-- Start Data entries --

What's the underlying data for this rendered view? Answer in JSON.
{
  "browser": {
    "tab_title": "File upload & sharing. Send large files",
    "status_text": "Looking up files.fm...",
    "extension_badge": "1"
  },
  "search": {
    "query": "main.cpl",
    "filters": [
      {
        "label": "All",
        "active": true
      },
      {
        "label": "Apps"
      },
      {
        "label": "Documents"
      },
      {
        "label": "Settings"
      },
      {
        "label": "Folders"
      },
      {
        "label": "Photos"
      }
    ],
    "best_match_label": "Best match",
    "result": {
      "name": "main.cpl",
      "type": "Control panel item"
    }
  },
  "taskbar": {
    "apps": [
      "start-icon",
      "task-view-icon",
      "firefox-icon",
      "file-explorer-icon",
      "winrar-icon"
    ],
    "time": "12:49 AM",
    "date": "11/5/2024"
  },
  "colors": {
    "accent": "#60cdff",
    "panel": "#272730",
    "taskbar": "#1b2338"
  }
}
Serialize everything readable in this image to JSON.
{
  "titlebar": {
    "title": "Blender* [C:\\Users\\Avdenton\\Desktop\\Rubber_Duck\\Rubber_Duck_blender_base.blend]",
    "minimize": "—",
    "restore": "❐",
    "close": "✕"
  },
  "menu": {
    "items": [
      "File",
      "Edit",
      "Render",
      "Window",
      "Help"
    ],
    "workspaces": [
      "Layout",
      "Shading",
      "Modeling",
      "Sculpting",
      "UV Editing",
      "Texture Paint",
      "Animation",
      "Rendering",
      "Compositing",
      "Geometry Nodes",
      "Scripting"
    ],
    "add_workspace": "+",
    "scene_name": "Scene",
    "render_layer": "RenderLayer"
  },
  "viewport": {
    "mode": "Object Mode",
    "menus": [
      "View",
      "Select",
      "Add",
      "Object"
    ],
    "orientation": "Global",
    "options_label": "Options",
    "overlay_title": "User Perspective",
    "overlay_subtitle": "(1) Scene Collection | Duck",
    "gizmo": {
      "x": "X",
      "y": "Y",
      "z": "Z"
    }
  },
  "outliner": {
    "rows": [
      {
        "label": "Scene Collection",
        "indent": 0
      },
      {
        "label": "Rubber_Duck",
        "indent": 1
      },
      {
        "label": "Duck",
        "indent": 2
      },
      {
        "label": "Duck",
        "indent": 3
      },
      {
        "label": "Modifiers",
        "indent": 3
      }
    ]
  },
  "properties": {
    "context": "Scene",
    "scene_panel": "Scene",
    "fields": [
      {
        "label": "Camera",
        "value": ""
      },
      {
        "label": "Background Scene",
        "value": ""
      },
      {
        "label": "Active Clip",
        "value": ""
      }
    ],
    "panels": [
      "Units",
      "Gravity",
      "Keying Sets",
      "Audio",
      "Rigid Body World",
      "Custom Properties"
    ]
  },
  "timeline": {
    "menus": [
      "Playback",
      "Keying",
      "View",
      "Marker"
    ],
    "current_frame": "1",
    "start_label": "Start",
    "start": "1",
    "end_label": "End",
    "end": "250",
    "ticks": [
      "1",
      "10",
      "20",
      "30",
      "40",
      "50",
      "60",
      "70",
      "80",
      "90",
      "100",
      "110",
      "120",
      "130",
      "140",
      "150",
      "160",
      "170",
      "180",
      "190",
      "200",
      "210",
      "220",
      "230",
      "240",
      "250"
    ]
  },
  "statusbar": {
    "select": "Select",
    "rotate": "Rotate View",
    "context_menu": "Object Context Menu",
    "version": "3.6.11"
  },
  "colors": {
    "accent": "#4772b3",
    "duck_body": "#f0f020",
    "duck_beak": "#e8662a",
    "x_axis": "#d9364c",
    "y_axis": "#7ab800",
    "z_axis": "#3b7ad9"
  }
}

-- End Data entries --

Return the listing above in its exact form.

What's the underlying data for this rendered view? Answer in JSON.
{
  "browser": {
    "tab_title": "File upload & sharing. Send large files",
    "status_text": "Looking up files.fm...",
    "extension_badge": "1"
  },
  "search": {
    "query": "main.cpl",
    "filters": [
      {
        "label": "All",
        "active": true
      },
      {
        "label": "Apps"
      },
      {
        "label": "Documents"
      },
      {
        "label": "Settings"
      },
      {
        "label": "Folders"
      },
      {
        "label": "Photos"
      }
    ],
    "best_match_label": "Best match",
    "result": {
      "name": "main.cpl",
      "type": "Control panel item"
    }
  },
  "taskbar": {
    "apps": [
      "start-icon",
      "task-view-icon",
      "firefox-icon",
      "file-explorer-icon",
      "winrar-icon"
    ],
    "time": "12:49 AM",
    "date": "11/5/2024"
  },
  "colors": {
    "accent": "#60cdff",
    "panel": "#272730",
    "taskbar": "#1b2338"
  }
}
Serialize everything readable in this image to JSON.
{
  "titlebar": {
    "title": "Blender* [C:\\Users\\Avdenton\\Desktop\\Rubber_Duck\\Rubber_Duck_blender_base.blend]",
    "minimize": "—",
    "restore": "❐",
    "close": "✕"
  },
  "menu": {
    "items": [
      "File",
      "Edit",
      "Render",
      "Window",
      "Help"
    ],
    "workspaces": [
      "Layout",
      "Shading",
      "Modeling",
      "Sculpting",
      "UV Editing",
      "Texture Paint",
      "Animation",
      "Rendering",
      "Compositing",
      "Geometry Nodes",
      "Scripting"
    ],
    "add_workspace": "+",
    "scene_name": "Scene",
    "render_layer": "RenderLayer"
  },
  "viewport": {
    "mode": "Object Mode",
    "menus": [
      "View",
      "Select",
      "Add",
      "Object"
    ],
    "orientation": "Global",
    "options_label": "Options",
    "overlay_title": "User Perspective",
    "overlay_subtitle": "(1) Scene Collection | Duck",
    "gizmo": {
      "x": "X",
      "y": "Y",
      "z": "Z"
    }
  },
  "outliner": {
    "rows": [
      {
        "label": "Scene Collection",
        "indent": 0
      },
      {
        "label": "Rubber_Duck",
        "indent": 1
      },
      {
        "label": "Duck",
        "indent": 2
      },
      {
        "label": "Duck",
        "indent": 3
      },
      {
        "label": "Modifiers",
        "indent": 3
      }
    ]
  },
  "properties": {
    "context": "Scene",
    "scene_panel": "Scene",
    "fields": [
      {
        "label": "Camera",
        "value": ""
      },
      {
        "label": "Background Scene",
        "value": ""
      },
      {
        "label": "Active Clip",
        "value": ""
      }
    ],
    "panels": [
      "Units",
      "Gravity",
      "Keying Sets",
      "Audio",
      "Rigid Body World",
      "Custom Properties"
    ]
  },
  "timeline": {
    "menus": [
      "Playback",
      "Keying",
      "View",
      "Marker"
    ],
    "current_frame": "1",
    "start_label": "Start",
    "start": "1",
    "end_label": "End",
    "end": "250",
    "ticks": [
      "1",
      "10",
      "20",
      "30",
      "40",
      "50",
      "60",
      "70",
      "80",
      "90",
      "100",
      "110",
      "120",
      "130",
      "140",
      "150",
      "160",
      "170",
      "180",
      "190",
      "200",
      "210",
      "220",
      "230",
      "240",
      "250"
    ]
  },
  "statusbar": {
    "select": "Select",
    "rotate": "Rotate View",
    "context_menu": "Object Context Menu",
    "version": "3.6.11"
  },
  "colors": {
    "accent": "#4772b3",
    "duck_body": "#f0f020",
    "duck_beak": "#e8662a",
    "x_axis": "#d9364c",
    "y_axis": "#7ab800",
    "z_axis": "#3b7ad9"
  }
}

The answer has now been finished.